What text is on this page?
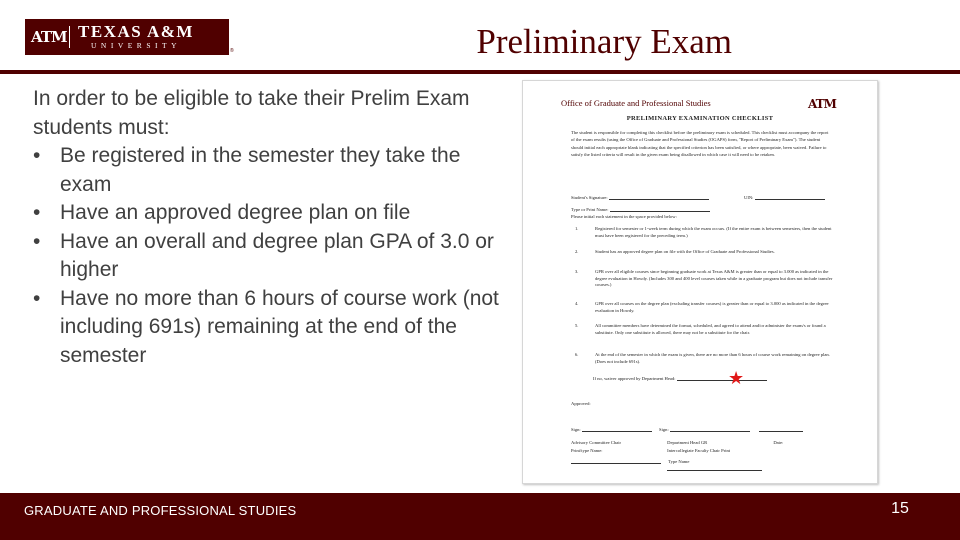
ATM TEXAS A&M
UNIVERSITY
®	Preliminary Exam

In order to be eligible to take their Prelim Exam students must:

• Be registered in the semester they take the exam
• Have an approved degree plan on file
• Have an overall and degree plan GPA of 3.0 or higher
• Have no more than 6 hours of course work (not including 691s) remaining at the end of the semester
Office of Graduate and Professional Studies	ATM
PRELIMINARY EXAMINATION CHECKLIST
The student is responsible for completing this checklist before the preliminary exam is scheduled. This checklist must accompany the report of the exam results (using the Office of Graduate and Professional Studies (OGAPS) form, "Report of Preliminary Exam"). The student should initial each appropriate blank indicating that the specified criterion has been satisfied, or where appropriate, been waived. Failure to satisfy the listed criteria will result in the given exam being disallowed in which case it will need to be retaken.
Student's Signature:	UIN:
Type or Print Name:
Please initial each statement in the space provided below:
1.	Registered for semester or 1-week term during which the exam occurs. (If the entire exam is between semesters, then the student must have been registered for the preceding term.)
2.	Student has an approved degree plan on file with the Office of Graduate and Professional Studies.
3.	GPR over all eligible courses since beginning graduate work at Texas A&M is greater than or equal to 3.000 as indicated in the degree evaluation in Howdy. (Includes 300 and 400 level courses taken while in a graduate program but does not include transfer courses.)
4.	GPR over all courses on the degree plan (excluding transfer courses) is greater than or equal to 3.000 as indicated in the degree evaluation in Howdy.
5.	All committee members have determined the format, scheduled, and agreed to attend and/or administer the exam/s or found a substitute. Only one substitute is allowed, there may not be a substitute for the chair.
6.	At the end of the semester in which the exam is given, there are no more than 6 hours of course work remaining on degree plan. (Does not include 691s).
If no, waiver approved by Department Head:	★
Approved:
Sign:	Sign:
Advisory Committee Chair	Department Head GR	Date:
Print/type Name:	Intercollegiate Faculty Chair Print
Type Name
GRADUATE AND PROFESSIONAL STUDIES	15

* _THE EXERCISE_: Write every record out again exactly; no pictures belong in the copy.

* _SOLUTION TO THIS EXERCISE_:
What text is on this page?
ATM TEXAS A&M
UNIVERSITY
®	Preliminary Exam

In order to be eligible to take their Prelim Exam students must:

• Be registered in the semester they take the exam
• Have an approved degree plan on file
• Have an overall and degree plan GPA of 3.0 or higher
• Have no more than 6 hours of course work (not including 691s) remaining at the end of the semester
Office of Graduate and Professional Studies	ATM
PRELIMINARY EXAMINATION CHECKLIST
The student is responsible for completing this checklist before the preliminary exam is scheduled. This checklist must accompany the report of the exam results (using the Office of Graduate and Professional Studies (OGAPS) form, "Report of Preliminary Exam"). The student should initial each appropriate blank indicating that the specified criterion has been satisfied, or where appropriate, been waived. Failure to satisfy the listed criteria will result in the given exam being disallowed in which case it will need to be retaken.
Student's Signature:	UIN:
Type or Print Name:
Please initial each statement in the space provided below:
1.	Registered for semester or 1-week term during which the exam occurs. (If the entire exam is between semesters, then the student must have been registered for the preceding term.)
2.	Student has an approved degree plan on file with the Office of Graduate and Professional Studies.
3.	GPR over all eligible courses since beginning graduate work at Texas A&M is greater than or equal to 3.000 as indicated in the degree evaluation in Howdy. (Includes 300 and 400 level courses taken while in a graduate program but does not include transfer courses.)
4.	GPR over all courses on the degree plan (excluding transfer courses) is greater than or equal to 3.000 as indicated in the degree evaluation in Howdy.
5.	All committee members have determined the format, scheduled, and agreed to attend and/or administer the exam/s or found a substitute. Only one substitute is allowed, there may not be a substitute for the chair.
6.	At the end of the semester in which the exam is given, there are no more than 6 hours of course work remaining on degree plan. (Does not include 691s).
If no, waiver approved by Department Head:	★
Approved:
Sign:	Sign:
Advisory Committee Chair	Department Head GR	Date:
Print/type Name:	Intercollegiate Faculty Chair Print
Type Name
GRADUATE AND PROFESSIONAL STUDIES	15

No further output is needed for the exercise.